[Collected data entries]

((

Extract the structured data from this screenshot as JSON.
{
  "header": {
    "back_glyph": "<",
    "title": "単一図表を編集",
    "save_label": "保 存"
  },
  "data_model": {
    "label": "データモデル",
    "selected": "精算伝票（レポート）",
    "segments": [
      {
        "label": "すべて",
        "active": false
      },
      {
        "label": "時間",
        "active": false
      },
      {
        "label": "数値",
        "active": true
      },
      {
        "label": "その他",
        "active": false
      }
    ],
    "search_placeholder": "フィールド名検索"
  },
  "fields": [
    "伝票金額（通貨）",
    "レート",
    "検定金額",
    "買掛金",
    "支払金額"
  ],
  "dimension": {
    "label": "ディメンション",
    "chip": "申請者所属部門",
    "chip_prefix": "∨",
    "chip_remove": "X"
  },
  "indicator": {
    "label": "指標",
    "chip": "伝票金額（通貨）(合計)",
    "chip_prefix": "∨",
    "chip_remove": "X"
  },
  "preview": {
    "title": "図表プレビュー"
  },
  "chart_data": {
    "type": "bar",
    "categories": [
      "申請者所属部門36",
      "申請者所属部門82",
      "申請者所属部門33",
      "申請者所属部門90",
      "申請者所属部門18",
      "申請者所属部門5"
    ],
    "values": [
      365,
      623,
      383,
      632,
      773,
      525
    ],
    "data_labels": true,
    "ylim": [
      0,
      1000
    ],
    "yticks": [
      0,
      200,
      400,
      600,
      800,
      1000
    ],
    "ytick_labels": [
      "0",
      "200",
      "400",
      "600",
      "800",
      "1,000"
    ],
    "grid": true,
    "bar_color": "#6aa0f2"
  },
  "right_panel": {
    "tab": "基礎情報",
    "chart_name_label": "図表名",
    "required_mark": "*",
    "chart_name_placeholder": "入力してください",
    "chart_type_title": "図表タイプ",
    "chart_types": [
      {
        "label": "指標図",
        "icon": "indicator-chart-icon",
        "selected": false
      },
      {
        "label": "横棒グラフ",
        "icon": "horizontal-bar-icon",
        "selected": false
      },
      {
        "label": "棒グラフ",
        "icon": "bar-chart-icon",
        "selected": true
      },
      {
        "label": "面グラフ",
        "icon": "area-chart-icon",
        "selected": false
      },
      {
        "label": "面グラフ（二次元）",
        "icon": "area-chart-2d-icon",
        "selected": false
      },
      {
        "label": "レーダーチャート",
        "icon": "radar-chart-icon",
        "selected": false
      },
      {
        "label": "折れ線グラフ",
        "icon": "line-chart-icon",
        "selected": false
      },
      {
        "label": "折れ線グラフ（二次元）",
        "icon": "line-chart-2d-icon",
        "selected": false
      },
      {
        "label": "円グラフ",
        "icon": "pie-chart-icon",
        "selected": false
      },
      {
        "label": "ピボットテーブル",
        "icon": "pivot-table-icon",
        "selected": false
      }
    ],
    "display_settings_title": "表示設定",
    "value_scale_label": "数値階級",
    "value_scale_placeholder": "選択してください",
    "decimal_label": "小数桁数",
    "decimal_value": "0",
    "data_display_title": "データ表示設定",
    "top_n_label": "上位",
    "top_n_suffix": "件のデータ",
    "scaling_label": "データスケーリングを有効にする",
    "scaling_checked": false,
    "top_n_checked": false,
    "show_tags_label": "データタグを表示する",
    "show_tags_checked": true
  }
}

))

▸ **What you need to do**: Take the material above and return all of it exactly.

▸ **Task solution**:
Extract the structured data from this screenshot as JSON.
{
  "header": {
    "back_glyph": "<",
    "title": "単一図表を編集",
    "save_label": "保 存"
  },
  "data_model": {
    "label": "データモデル",
    "selected": "精算伝票（レポート）",
    "segments": [
      {
        "label": "すべて",
        "active": false
      },
      {
        "label": "時間",
        "active": false
      },
      {
        "label": "数値",
        "active": true
      },
      {
        "label": "その他",
        "active": false
      }
    ],
    "search_placeholder": "フィールド名検索"
  },
  "fields": [
    "伝票金額（通貨）",
    "レート",
    "検定金額",
    "買掛金",
    "支払金額"
  ],
  "dimension": {
    "label": "ディメンション",
    "chip": "申請者所属部門",
    "chip_prefix": "∨",
    "chip_remove": "X"
  },
  "indicator": {
    "label": "指標",
    "chip": "伝票金額（通貨）(合計)",
    "chip_prefix": "∨",
    "chip_remove": "X"
  },
  "preview": {
    "title": "図表プレビュー"
  },
  "chart_data": {
    "type": "bar",
    "categories": [
      "申請者所属部門36",
      "申請者所属部門82",
      "申請者所属部門33",
      "申請者所属部門90",
      "申請者所属部門18",
      "申請者所属部門5"
    ],
    "values": [
      365,
      623,
      383,
      632,
      773,
      525
    ],
    "data_labels": true,
    "ylim": [
      0,
      1000
    ],
    "yticks": [
      0,
      200,
      400,
      600,
      800,
      1000
    ],
    "ytick_labels": [
      "0",
      "200",
      "400",
      "600",
      "800",
      "1,000"
    ],
    "grid": true,
    "bar_color": "#6aa0f2"
  },
  "right_panel": {
    "tab": "基礎情報",
    "chart_name_label": "図表名",
    "required_mark": "*",
    "chart_name_placeholder": "入力してください",
    "chart_type_title": "図表タイプ",
    "chart_types": [
      {
        "label": "指標図",
        "icon": "indicator-chart-icon",
        "selected": false
      },
      {
        "label": "横棒グラフ",
        "icon": "horizontal-bar-icon",
        "selected": false
      },
      {
        "label": "棒グラフ",
        "icon": "bar-chart-icon",
        "selected": true
      },
      {
        "label": "面グラフ",
        "icon": "area-chart-icon",
        "selected": false
      },
      {
        "label": "面グラフ（二次元）",
        "icon": "area-chart-2d-icon",
        "selected": false
      },
      {
        "label": "レーダーチャート",
        "icon": "radar-chart-icon",
        "selected": false
      },
      {
        "label": "折れ線グラフ",
        "icon": "line-chart-icon",
        "selected": false
      },
      {
        "label": "折れ線グラフ（二次元）",
        "icon": "line-chart-2d-icon",
        "selected": false
      },
      {
        "label": "円グラフ",
        "icon": "pie-chart-icon",
        "selected": false
      },
      {
        "label": "ピボットテーブル",
        "icon": "pivot-table-icon",
        "selected": false
      }
    ],
    "display_settings_title": "表示設定",
    "value_scale_label": "数値階級",
    "value_scale_placeholder": "選択してください",
    "decimal_label": "小数桁数",
    "decimal_value": "0",
    "data_display_title": "データ表示設定",
    "top_n_label": "上位",
    "top_n_suffix": "件のデータ",
    "scaling_label": "データスケーリングを有効にする",
    "scaling_checked": false,
    "top_n_checked": false,
    "show_tags_label": "データタグを表示する",
    "show_tags_checked": true
  }
}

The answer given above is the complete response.